### TASK REQUIREMENTS
Copy the lines below as they are; omit the images they contain.

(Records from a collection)
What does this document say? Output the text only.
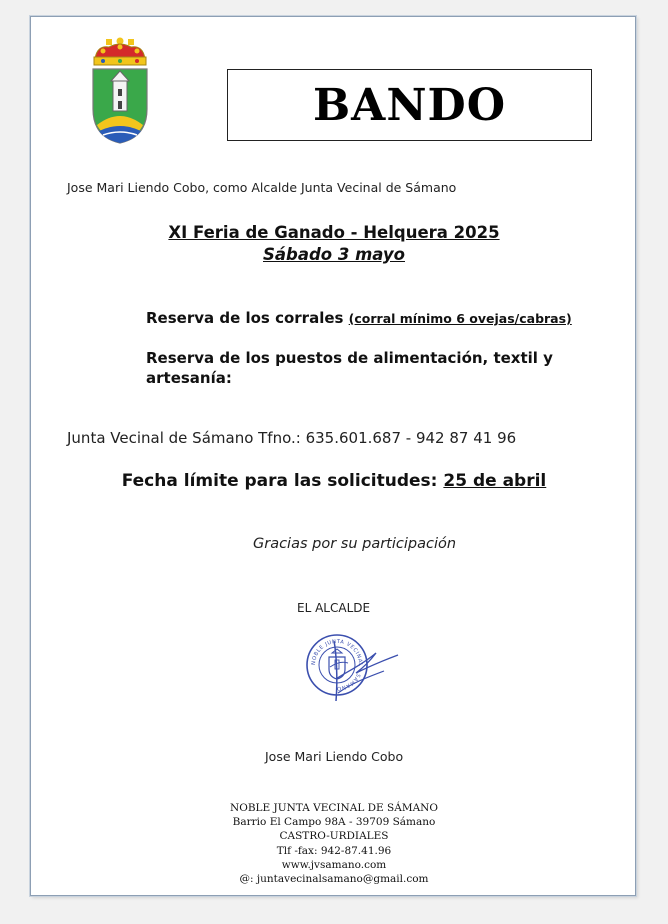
BANDO
Jose Mari Liendo Cobo, como Alcalde Junta Vecinal de Sámano
XI Feria de Ganado - Helquera 2025
Sábado 3 mayo
Reserva de los corrales (corral mínimo 6 ovejas/cabras)
Reserva de los puestos de alimentación, textil y artesanía:
Junta Vecinal de Sámano Tfno.: 635.601.687 - 942 87 41 96
Fecha límite para las solicitudes: 25 de abril
Gracias por su participación
EL ALCALDE
NOBLE JUNTA VECINAL · SÁMANO
Jose Mari Liendo Cobo
NOBLE JUNTA VECINAL DE SÁMANO
Barrio El Campo 98A - 39709 Sámano
CASTRO-URDIALES
Tlf -fax: 942-87.41.96
www.jvsamano.com
@: juntavecinalsamano@gmail.com
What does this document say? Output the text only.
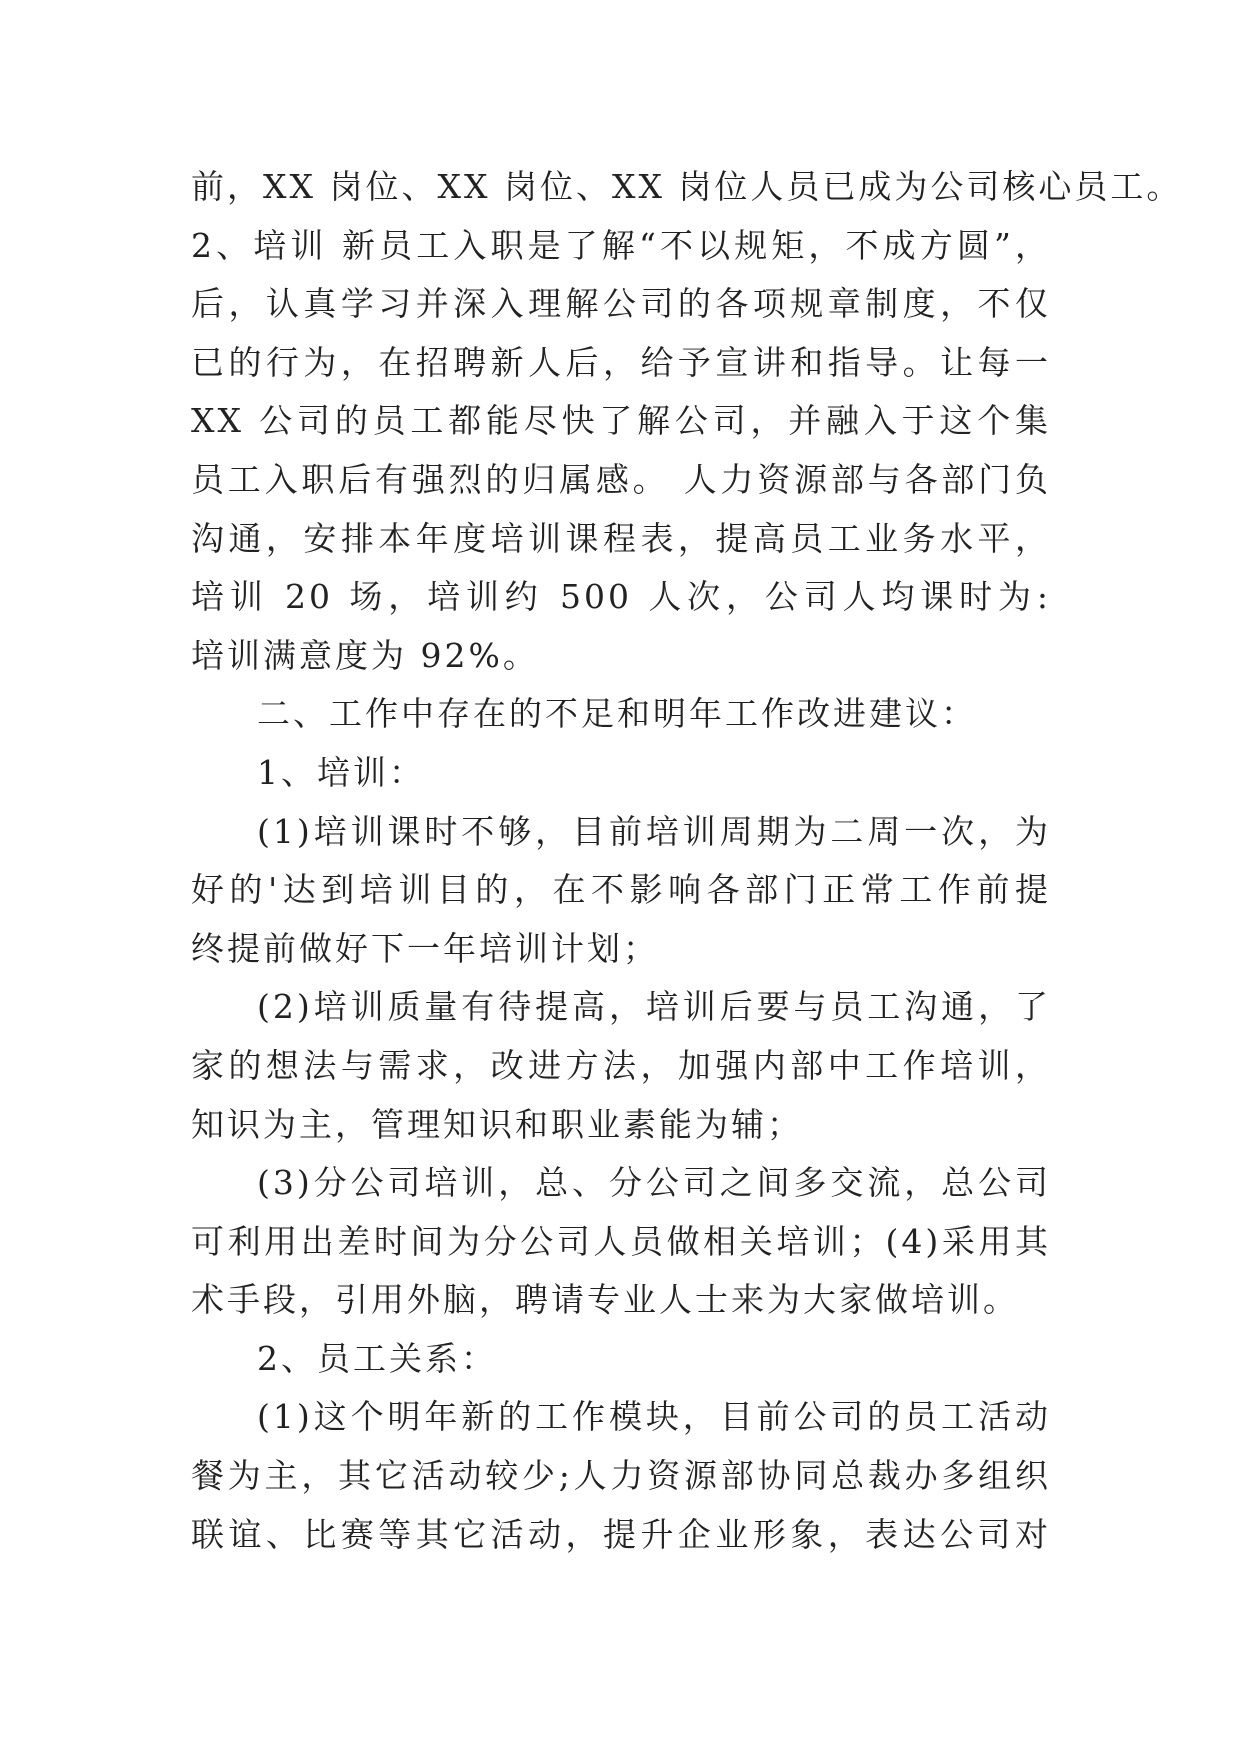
前，XX 岗位、XX 岗位、XX 岗位人员已成为公司核心员工。
2、培训 新员工入职是了解“不以规矩，不成方圆”，
后，认真学习并深入理解公司的各项规章制度，不仅
已的行为，在招聘新人后，给予宣讲和指导。让每一
XX 公司的员工都能尽快了解公司，并融入于这个集
员工入职后有强烈的归属感。 人力资源部与各部门负
沟通，安排本年度培训课程表，提高员工业务水平，
培训 20 场，培训约 500 人次，公司人均课时为:
培训满意度为 92%。
二、工作中存在的不足和明年工作改进建议：
1、培训：
(1)培训课时不够，目前培训周期为二周一次，为
好的'达到培训目的，在不影响各部门正常工作前提
终提前做好下一年培训计划；
(2)培训质量有待提高，培训后要与员工沟通，了
家的想法与需求，改进方法，加强内部中工作培训，
知识为主，管理知识和职业素能为辅；
(3)分公司培训，总、分公司之间多交流，总公司
可利用出差时间为分公司人员做相关培训；(4)采用其
术手段，引用外脑，聘请专业人士来为大家做培训。
2、员工关系：
(1)这个明年新的工作模块，目前公司的员工活动
餐为主，其它活动较少;人力资源部协同总裁办多组织
联谊、比赛等其它活动，提升企业形象，表达公司对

### RESPONSE
What does this document say? Output the text only.
BANDO
Jose Mari Liendo Cobo, como Alcalde Junta Vecinal de Sámano
XI Feria de Ganado - Helquera 2025
Sábado 3 mayo
Reserva de los corrales (corral mínimo 6 ovejas/cabras)
Reserva de los puestos de alimentación, textil y artesanía:
Junta Vecinal de Sámano Tfno.: 635.601.687 - 942 87 41 96
Fecha límite para las solicitudes: 25 de abril
Gracias por su participación
EL ALCALDE
NOBLE JUNTA VECINAL · SÁMANO
Jose Mari Liendo Cobo
NOBLE JUNTA VECINAL DE SÁMANO
Barrio El Campo 98A - 39709 Sámano
CASTRO-URDIALES
Tlf -fax: 942-87.41.96
www.jvsamano.com
@: juntavecinalsamano@gmail.com
What does this document say? Output the text only.
前，XX 岗位、XX 岗位、XX 岗位人员已成为公司核心员工。
2、培训 新员工入职是了解“不以规矩，不成方圆”，
后，认真学习并深入理解公司的各项规章制度，不仅
已的行为，在招聘新人后，给予宣讲和指导。让每一
XX 公司的员工都能尽快了解公司，并融入于这个集
员工入职后有强烈的归属感。 人力资源部与各部门负
沟通，安排本年度培训课程表，提高员工业务水平，
培训 20 场，培训约 500 人次，公司人均课时为:
培训满意度为 92%。
二、工作中存在的不足和明年工作改进建议：
1、培训：
(1)培训课时不够，目前培训周期为二周一次，为
好的'达到培训目的，在不影响各部门正常工作前提
终提前做好下一年培训计划；
(2)培训质量有待提高，培训后要与员工沟通，了
家的想法与需求，改进方法，加强内部中工作培训，
知识为主，管理知识和职业素能为辅；
(3)分公司培训，总、分公司之间多交流，总公司
可利用出差时间为分公司人员做相关培训；(4)采用其
术手段，引用外脑，聘请专业人士来为大家做培训。
2、员工关系：
(1)这个明年新的工作模块，目前公司的员工活动
餐为主，其它活动较少;人力资源部协同总裁办多组织
联谊、比赛等其它活动，提升企业形象，表达公司对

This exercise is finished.